Exercise directions
Using the data below, gather each line that includes the word "Подчеркни".

-- begin --

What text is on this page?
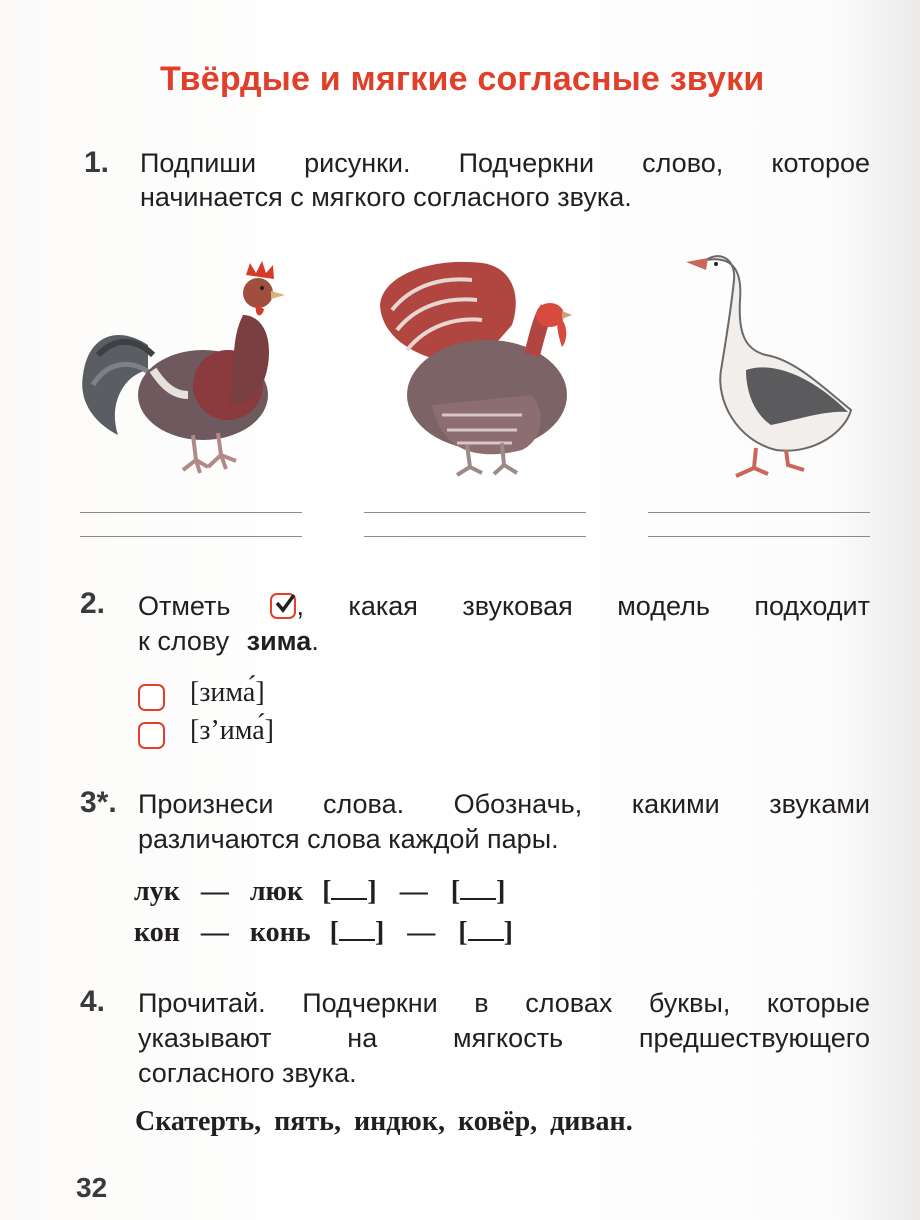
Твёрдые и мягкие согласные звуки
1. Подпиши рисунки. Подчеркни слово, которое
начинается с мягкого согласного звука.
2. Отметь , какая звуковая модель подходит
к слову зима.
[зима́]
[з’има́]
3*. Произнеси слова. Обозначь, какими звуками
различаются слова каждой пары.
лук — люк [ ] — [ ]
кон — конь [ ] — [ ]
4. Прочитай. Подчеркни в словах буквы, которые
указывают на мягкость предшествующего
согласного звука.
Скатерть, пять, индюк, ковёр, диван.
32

-- end --

Exercise result
1. Подпиши рисунки. Подчеркни слово, которое
4. Прочитай. Подчеркни в словах буквы, которые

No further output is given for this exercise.